- [INSTRUCTIONS TO FOLLOW]:
Repeat each entry exactly.

- [RECORDS FOR THE TASK]:
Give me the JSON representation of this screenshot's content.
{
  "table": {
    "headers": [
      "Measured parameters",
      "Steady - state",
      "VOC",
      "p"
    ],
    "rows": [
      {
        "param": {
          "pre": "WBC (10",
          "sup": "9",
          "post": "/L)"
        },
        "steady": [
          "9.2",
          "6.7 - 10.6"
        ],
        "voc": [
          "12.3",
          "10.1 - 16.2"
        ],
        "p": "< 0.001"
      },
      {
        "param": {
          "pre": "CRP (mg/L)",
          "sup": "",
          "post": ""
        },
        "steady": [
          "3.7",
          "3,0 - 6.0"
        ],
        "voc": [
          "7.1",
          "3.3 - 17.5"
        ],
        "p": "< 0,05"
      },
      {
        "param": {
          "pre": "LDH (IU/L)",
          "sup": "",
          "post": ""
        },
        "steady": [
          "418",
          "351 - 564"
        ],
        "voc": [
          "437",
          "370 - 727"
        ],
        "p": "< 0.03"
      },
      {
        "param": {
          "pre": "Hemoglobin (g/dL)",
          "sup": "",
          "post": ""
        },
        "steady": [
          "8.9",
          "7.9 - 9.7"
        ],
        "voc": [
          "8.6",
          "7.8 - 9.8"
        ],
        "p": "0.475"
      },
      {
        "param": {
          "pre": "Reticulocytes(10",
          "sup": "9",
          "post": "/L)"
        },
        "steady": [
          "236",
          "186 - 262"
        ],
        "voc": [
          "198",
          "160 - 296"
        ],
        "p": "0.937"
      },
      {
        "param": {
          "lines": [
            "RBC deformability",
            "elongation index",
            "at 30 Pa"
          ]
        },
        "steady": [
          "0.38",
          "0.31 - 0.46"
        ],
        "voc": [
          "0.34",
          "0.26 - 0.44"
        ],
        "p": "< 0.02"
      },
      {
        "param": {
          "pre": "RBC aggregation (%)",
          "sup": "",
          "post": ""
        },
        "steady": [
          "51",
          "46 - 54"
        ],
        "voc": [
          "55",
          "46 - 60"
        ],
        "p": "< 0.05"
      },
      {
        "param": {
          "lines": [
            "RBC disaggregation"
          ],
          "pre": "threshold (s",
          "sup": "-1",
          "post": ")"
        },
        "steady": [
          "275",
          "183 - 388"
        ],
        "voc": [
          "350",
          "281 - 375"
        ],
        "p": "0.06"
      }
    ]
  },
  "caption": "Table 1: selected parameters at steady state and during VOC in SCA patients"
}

- [SOLUTION TO THIS TASK]:
Give me the JSON representation of this screenshot's content.
{
  "table": {
    "headers": [
      "Measured parameters",
      "Steady - state",
      "VOC",
      "p"
    ],
    "rows": [
      {
        "param": {
          "pre": "WBC (10",
          "sup": "9",
          "post": "/L)"
        },
        "steady": [
          "9.2",
          "6.7 - 10.6"
        ],
        "voc": [
          "12.3",
          "10.1 - 16.2"
        ],
        "p": "< 0.001"
      },
      {
        "param": {
          "pre": "CRP (mg/L)",
          "sup": "",
          "post": ""
        },
        "steady": [
          "3.7",
          "3,0 - 6.0"
        ],
        "voc": [
          "7.1",
          "3.3 - 17.5"
        ],
        "p": "< 0,05"
      },
      {
        "param": {
          "pre": "LDH (IU/L)",
          "sup": "",
          "post": ""
        },
        "steady": [
          "418",
          "351 - 564"
        ],
        "voc": [
          "437",
          "370 - 727"
        ],
        "p": "< 0.03"
      },
      {
        "param": {
          "pre": "Hemoglobin (g/dL)",
          "sup": "",
          "post": ""
        },
        "steady": [
          "8.9",
          "7.9 - 9.7"
        ],
        "voc": [
          "8.6",
          "7.8 - 9.8"
        ],
        "p": "0.475"
      },
      {
        "param": {
          "pre": "Reticulocytes(10",
          "sup": "9",
          "post": "/L)"
        },
        "steady": [
          "236",
          "186 - 262"
        ],
        "voc": [
          "198",
          "160 - 296"
        ],
        "p": "0.937"
      },
      {
        "param": {
          "lines": [
            "RBC deformability",
            "elongation index",
            "at 30 Pa"
          ]
        },
        "steady": [
          "0.38",
          "0.31 - 0.46"
        ],
        "voc": [
          "0.34",
          "0.26 - 0.44"
        ],
        "p": "< 0.02"
      },
      {
        "param": {
          "pre": "RBC aggregation (%)",
          "sup": "",
          "post": ""
        },
        "steady": [
          "51",
          "46 - 54"
        ],
        "voc": [
          "55",
          "46 - 60"
        ],
        "p": "< 0.05"
      },
      {
        "param": {
          "lines": [
            "RBC disaggregation"
          ],
          "pre": "threshold (s",
          "sup": "-1",
          "post": ")"
        },
        "steady": [
          "275",
          "183 - 388"
        ],
        "voc": [
          "350",
          "281 - 375"
        ],
        "p": "0.06"
      }
    ]
  },
  "caption": "Table 1: selected parameters at steady state and during VOC in SCA patients"
}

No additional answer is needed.